◆ WHAT IS BEING ASKED
Output all records precisely as written.

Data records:
"""
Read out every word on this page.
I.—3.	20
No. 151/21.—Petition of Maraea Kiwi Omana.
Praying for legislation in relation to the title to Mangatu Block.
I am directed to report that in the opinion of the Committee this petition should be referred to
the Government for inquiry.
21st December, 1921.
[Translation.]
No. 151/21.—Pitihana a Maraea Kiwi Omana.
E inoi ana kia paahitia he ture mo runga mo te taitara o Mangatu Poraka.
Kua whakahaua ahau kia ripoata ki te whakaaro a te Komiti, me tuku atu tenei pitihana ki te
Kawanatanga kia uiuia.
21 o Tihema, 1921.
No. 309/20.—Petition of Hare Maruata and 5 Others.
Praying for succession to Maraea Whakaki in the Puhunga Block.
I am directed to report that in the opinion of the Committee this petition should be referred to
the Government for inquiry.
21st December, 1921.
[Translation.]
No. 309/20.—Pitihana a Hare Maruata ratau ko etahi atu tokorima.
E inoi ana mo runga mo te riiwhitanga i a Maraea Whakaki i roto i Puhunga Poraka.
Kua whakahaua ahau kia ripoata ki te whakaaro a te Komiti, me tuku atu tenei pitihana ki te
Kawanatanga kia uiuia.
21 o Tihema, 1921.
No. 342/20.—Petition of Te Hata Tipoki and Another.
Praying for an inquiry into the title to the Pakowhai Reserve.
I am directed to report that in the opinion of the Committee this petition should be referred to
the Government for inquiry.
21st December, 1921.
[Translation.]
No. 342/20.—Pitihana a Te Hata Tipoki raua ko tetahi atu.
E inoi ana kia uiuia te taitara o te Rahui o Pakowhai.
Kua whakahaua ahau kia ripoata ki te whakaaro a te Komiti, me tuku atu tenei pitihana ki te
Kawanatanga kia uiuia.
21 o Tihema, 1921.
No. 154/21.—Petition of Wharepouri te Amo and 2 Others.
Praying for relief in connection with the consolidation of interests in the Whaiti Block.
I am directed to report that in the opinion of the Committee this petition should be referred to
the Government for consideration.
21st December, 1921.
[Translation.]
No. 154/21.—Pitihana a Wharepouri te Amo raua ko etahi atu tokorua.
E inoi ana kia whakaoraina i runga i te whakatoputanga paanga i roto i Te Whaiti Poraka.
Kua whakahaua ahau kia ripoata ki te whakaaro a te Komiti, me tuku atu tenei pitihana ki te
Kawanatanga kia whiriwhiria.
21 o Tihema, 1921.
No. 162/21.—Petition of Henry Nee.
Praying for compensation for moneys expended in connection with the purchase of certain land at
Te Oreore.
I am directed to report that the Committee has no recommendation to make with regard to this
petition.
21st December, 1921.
"""
◆ EXERCISE ANSWER
Read out every word on this page.
I.—3.	20
No. 151/21.—Petition of Maraea Kiwi Omana.
Praying for legislation in relation to the title to Mangatu Block.
I am directed to report that in the opinion of the Committee this petition should be referred to
the Government for inquiry.
21st December, 1921.
[Translation.]
No. 151/21.—Pitihana a Maraea Kiwi Omana.
E inoi ana kia paahitia he ture mo runga mo te taitara o Mangatu Poraka.
Kua whakahaua ahau kia ripoata ki te whakaaro a te Komiti, me tuku atu tenei pitihana ki te
Kawanatanga kia uiuia.
21 o Tihema, 1921.
No. 309/20.—Petition of Hare Maruata and 5 Others.
Praying for succession to Maraea Whakaki in the Puhunga Block.
I am directed to report that in the opinion of the Committee this petition should be referred to
the Government for inquiry.
21st December, 1921.
[Translation.]
No. 309/20.—Pitihana a Hare Maruata ratau ko etahi atu tokorima.
E inoi ana mo runga mo te riiwhitanga i a Maraea Whakaki i roto i Puhunga Poraka.
Kua whakahaua ahau kia ripoata ki te whakaaro a te Komiti, me tuku atu tenei pitihana ki te
Kawanatanga kia uiuia.
21 o Tihema, 1921.
No. 342/20.—Petition of Te Hata Tipoki and Another.
Praying for an inquiry into the title to the Pakowhai Reserve.
I am directed to report that in the opinion of the Committee this petition should be referred to
the Government for inquiry.
21st December, 1921.
[Translation.]
No. 342/20.—Pitihana a Te Hata Tipoki raua ko tetahi atu.
E inoi ana kia uiuia te taitara o te Rahui o Pakowhai.
Kua whakahaua ahau kia ripoata ki te whakaaro a te Komiti, me tuku atu tenei pitihana ki te
Kawanatanga kia uiuia.
21 o Tihema, 1921.
No. 154/21.—Petition of Wharepouri te Amo and 2 Others.
Praying for relief in connection with the consolidation of interests in the Whaiti Block.
I am directed to report that in the opinion of the Committee this petition should be referred to
the Government for consideration.
21st December, 1921.
[Translation.]
No. 154/21.—Pitihana a Wharepouri te Amo raua ko etahi atu tokorua.
E inoi ana kia whakaoraina i runga i te whakatoputanga paanga i roto i Te Whaiti Poraka.
Kua whakahaua ahau kia ripoata ki te whakaaro a te Komiti, me tuku atu tenei pitihana ki te
Kawanatanga kia whiriwhiria.
21 o Tihema, 1921.
No. 162/21.—Petition of Henry Nee.
Praying for compensation for moneys expended in connection with the purchase of certain land at
Te Oreore.
I am directed to report that the Committee has no recommendation to make with regard to this
petition.
21st December, 1921.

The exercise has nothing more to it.